**Brief**
Return all the data, word for word.

** Start Dataset rows **

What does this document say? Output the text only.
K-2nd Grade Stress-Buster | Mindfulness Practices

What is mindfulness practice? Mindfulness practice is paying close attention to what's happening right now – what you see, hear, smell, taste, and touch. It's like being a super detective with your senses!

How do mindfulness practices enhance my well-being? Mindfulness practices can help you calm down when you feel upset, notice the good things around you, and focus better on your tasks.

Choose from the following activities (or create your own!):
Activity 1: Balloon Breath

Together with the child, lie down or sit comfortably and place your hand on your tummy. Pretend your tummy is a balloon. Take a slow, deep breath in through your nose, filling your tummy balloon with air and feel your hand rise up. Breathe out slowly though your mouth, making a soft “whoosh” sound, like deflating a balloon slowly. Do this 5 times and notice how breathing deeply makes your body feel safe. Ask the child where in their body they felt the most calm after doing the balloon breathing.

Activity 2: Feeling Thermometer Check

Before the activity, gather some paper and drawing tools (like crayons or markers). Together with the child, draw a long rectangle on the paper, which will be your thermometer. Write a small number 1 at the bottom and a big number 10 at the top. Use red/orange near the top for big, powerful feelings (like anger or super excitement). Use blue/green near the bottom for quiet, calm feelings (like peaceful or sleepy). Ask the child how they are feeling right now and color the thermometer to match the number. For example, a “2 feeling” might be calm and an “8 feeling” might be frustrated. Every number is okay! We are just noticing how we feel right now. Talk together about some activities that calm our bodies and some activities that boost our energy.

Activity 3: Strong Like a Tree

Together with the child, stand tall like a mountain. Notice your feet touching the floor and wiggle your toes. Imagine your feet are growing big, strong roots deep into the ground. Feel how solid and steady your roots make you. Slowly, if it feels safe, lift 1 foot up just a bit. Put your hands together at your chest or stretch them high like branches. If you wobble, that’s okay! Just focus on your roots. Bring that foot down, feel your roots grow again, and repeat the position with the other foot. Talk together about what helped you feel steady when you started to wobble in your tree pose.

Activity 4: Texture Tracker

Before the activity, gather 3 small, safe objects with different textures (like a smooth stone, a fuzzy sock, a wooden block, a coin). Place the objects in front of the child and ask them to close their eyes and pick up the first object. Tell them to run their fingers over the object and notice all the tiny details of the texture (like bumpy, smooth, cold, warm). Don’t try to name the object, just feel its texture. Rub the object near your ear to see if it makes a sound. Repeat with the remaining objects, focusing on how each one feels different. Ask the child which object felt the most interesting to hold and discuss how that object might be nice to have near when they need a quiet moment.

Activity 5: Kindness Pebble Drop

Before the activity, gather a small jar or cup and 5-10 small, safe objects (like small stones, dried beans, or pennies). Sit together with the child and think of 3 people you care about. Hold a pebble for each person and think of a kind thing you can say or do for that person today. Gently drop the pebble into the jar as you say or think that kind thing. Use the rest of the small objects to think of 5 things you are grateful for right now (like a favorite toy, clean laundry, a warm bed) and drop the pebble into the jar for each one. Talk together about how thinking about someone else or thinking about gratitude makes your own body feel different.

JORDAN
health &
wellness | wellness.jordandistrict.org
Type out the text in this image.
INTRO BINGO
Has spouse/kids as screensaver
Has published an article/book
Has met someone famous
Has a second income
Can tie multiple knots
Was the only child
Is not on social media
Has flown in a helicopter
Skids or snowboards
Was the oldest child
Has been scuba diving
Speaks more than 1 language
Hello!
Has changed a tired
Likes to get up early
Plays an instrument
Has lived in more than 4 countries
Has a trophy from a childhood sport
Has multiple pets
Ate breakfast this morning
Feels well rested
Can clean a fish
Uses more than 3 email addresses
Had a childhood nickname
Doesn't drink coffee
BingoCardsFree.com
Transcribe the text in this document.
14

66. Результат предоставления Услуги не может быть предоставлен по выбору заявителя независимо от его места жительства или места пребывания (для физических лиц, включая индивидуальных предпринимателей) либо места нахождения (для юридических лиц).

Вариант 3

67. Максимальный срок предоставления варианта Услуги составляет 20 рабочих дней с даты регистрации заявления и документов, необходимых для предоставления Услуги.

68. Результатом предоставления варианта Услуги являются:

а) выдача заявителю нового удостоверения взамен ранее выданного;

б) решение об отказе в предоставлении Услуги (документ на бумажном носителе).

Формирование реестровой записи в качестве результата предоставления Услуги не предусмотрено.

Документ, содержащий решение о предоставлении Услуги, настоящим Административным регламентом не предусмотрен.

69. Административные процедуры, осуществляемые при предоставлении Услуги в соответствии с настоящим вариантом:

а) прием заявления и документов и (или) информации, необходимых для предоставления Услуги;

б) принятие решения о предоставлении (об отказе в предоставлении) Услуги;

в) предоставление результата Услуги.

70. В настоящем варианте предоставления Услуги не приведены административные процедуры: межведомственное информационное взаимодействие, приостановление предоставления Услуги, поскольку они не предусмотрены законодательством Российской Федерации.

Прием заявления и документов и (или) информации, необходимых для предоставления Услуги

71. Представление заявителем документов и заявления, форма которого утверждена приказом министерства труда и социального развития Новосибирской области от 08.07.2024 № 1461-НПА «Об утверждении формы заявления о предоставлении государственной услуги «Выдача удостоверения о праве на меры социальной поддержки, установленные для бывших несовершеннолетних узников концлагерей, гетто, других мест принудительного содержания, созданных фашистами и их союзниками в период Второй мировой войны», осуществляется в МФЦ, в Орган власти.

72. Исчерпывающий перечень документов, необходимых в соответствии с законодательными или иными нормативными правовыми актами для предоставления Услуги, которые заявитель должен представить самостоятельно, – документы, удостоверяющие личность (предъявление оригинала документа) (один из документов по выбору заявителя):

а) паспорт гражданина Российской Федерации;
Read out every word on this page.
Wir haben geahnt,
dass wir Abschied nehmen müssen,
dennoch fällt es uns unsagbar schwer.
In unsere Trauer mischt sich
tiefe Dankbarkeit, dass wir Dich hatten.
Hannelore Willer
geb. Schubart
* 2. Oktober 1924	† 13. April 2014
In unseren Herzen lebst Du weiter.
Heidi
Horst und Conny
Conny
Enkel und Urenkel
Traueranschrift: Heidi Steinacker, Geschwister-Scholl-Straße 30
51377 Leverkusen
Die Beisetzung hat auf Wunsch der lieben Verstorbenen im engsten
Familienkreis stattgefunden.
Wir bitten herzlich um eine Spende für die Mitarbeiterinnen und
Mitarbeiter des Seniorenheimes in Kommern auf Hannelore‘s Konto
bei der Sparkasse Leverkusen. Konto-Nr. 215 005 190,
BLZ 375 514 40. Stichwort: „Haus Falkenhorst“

** End Dataset rows **

**Final result**
What does this document say? Output the text only.
K-2nd Grade Stress-Buster | Mindfulness Practices

What is mindfulness practice? Mindfulness practice is paying close attention to what's happening right now – what you see, hear, smell, taste, and touch. It's like being a super detective with your senses!

How do mindfulness practices enhance my well-being? Mindfulness practices can help you calm down when you feel upset, notice the good things around you, and focus better on your tasks.

Choose from the following activities (or create your own!):
Activity 1: Balloon Breath

Together with the child, lie down or sit comfortably and place your hand on your tummy. Pretend your tummy is a balloon. Take a slow, deep breath in through your nose, filling your tummy balloon with air and feel your hand rise up. Breathe out slowly though your mouth, making a soft “whoosh” sound, like deflating a balloon slowly. Do this 5 times and notice how breathing deeply makes your body feel safe. Ask the child where in their body they felt the most calm after doing the balloon breathing.

Activity 2: Feeling Thermometer Check

Before the activity, gather some paper and drawing tools (like crayons or markers). Together with the child, draw a long rectangle on the paper, which will be your thermometer. Write a small number 1 at the bottom and a big number 10 at the top. Use red/orange near the top for big, powerful feelings (like anger or super excitement). Use blue/green near the bottom for quiet, calm feelings (like peaceful or sleepy). Ask the child how they are feeling right now and color the thermometer to match the number. For example, a “2 feeling” might be calm and an “8 feeling” might be frustrated. Every number is okay! We are just noticing how we feel right now. Talk together about some activities that calm our bodies and some activities that boost our energy.

Activity 3: Strong Like a Tree

Together with the child, stand tall like a mountain. Notice your feet touching the floor and wiggle your toes. Imagine your feet are growing big, strong roots deep into the ground. Feel how solid and steady your roots make you. Slowly, if it feels safe, lift 1 foot up just a bit. Put your hands together at your chest or stretch them high like branches. If you wobble, that’s okay! Just focus on your roots. Bring that foot down, feel your roots grow again, and repeat the position with the other foot. Talk together about what helped you feel steady when you started to wobble in your tree pose.

Activity 4: Texture Tracker

Before the activity, gather 3 small, safe objects with different textures (like a smooth stone, a fuzzy sock, a wooden block, a coin). Place the objects in front of the child and ask them to close their eyes and pick up the first object. Tell them to run their fingers over the object and notice all the tiny details of the texture (like bumpy, smooth, cold, warm). Don’t try to name the object, just feel its texture. Rub the object near your ear to see if it makes a sound. Repeat with the remaining objects, focusing on how each one feels different. Ask the child which object felt the most interesting to hold and discuss how that object might be nice to have near when they need a quiet moment.

Activity 5: Kindness Pebble Drop

Before the activity, gather a small jar or cup and 5-10 small, safe objects (like small stones, dried beans, or pennies). Sit together with the child and think of 3 people you care about. Hold a pebble for each person and think of a kind thing you can say or do for that person today. Gently drop the pebble into the jar as you say or think that kind thing. Use the rest of the small objects to think of 5 things you are grateful for right now (like a favorite toy, clean laundry, a warm bed) and drop the pebble into the jar for each one. Talk together about how thinking about someone else or thinking about gratitude makes your own body feel different.

JORDAN
health &
wellness | wellness.jordandistrict.org
Type out the text in this image.
INTRO BINGO
Has spouse/kids as screensaver
Has published an article/book
Has met someone famous
Has a second income
Can tie multiple knots
Was the only child
Is not on social media
Has flown in a helicopter
Skids or snowboards
Was the oldest child
Has been scuba diving
Speaks more than 1 language
Hello!
Has changed a tired
Likes to get up early
Plays an instrument
Has lived in more than 4 countries
Has a trophy from a childhood sport
Has multiple pets
Ate breakfast this morning
Feels well rested
Can clean a fish
Uses more than 3 email addresses
Had a childhood nickname
Doesn't drink coffee
BingoCardsFree.com
Transcribe the text in this document.
14

66. Результат предоставления Услуги не может быть предоставлен по выбору заявителя независимо от его места жительства или места пребывания (для физических лиц, включая индивидуальных предпринимателей) либо места нахождения (для юридических лиц).

Вариант 3

67. Максимальный срок предоставления варианта Услуги составляет 20 рабочих дней с даты регистрации заявления и документов, необходимых для предоставления Услуги.

68. Результатом предоставления варианта Услуги являются:

а) выдача заявителю нового удостоверения взамен ранее выданного;

б) решение об отказе в предоставлении Услуги (документ на бумажном носителе).

Формирование реестровой записи в качестве результата предоставления Услуги не предусмотрено.

Документ, содержащий решение о предоставлении Услуги, настоящим Административным регламентом не предусмотрен.

69. Административные процедуры, осуществляемые при предоставлении Услуги в соответствии с настоящим вариантом:

а) прием заявления и документов и (или) информации, необходимых для предоставления Услуги;

б) принятие решения о предоставлении (об отказе в предоставлении) Услуги;

в) предоставление результата Услуги.

70. В настоящем варианте предоставления Услуги не приведены административные процедуры: межведомственное информационное взаимодействие, приостановление предоставления Услуги, поскольку они не предусмотрены законодательством Российской Федерации.

Прием заявления и документов и (или) информации, необходимых для предоставления Услуги

71. Представление заявителем документов и заявления, форма которого утверждена приказом министерства труда и социального развития Новосибирской области от 08.07.2024 № 1461-НПА «Об утверждении формы заявления о предоставлении государственной услуги «Выдача удостоверения о праве на меры социальной поддержки, установленные для бывших несовершеннолетних узников концлагерей, гетто, других мест принудительного содержания, созданных фашистами и их союзниками в период Второй мировой войны», осуществляется в МФЦ, в Орган власти.

72. Исчерпывающий перечень документов, необходимых в соответствии с законодательными или иными нормативными правовыми актами для предоставления Услуги, которые заявитель должен представить самостоятельно, – документы, удостоверяющие личность (предъявление оригинала документа) (один из документов по выбору заявителя):

а) паспорт гражданина Российской Федерации;
Read out every word on this page.
Wir haben geahnt,
dass wir Abschied nehmen müssen,
dennoch fällt es uns unsagbar schwer.
In unsere Trauer mischt sich
tiefe Dankbarkeit, dass wir Dich hatten.
Hannelore Willer
geb. Schubart
* 2. Oktober 1924	† 13. April 2014
In unseren Herzen lebst Du weiter.
Heidi
Horst und Conny
Conny
Enkel und Urenkel
Traueranschrift: Heidi Steinacker, Geschwister-Scholl-Straße 30
51377 Leverkusen
Die Beisetzung hat auf Wunsch der lieben Verstorbenen im engsten
Familienkreis stattgefunden.
Wir bitten herzlich um eine Spende für die Mitarbeiterinnen und
Mitarbeiter des Seniorenheimes in Kommern auf Hannelore‘s Konto
bei der Sparkasse Leverkusen. Konto-Nr. 215 005 190,
BLZ 375 514 40. Stichwort: „Haus Falkenhorst“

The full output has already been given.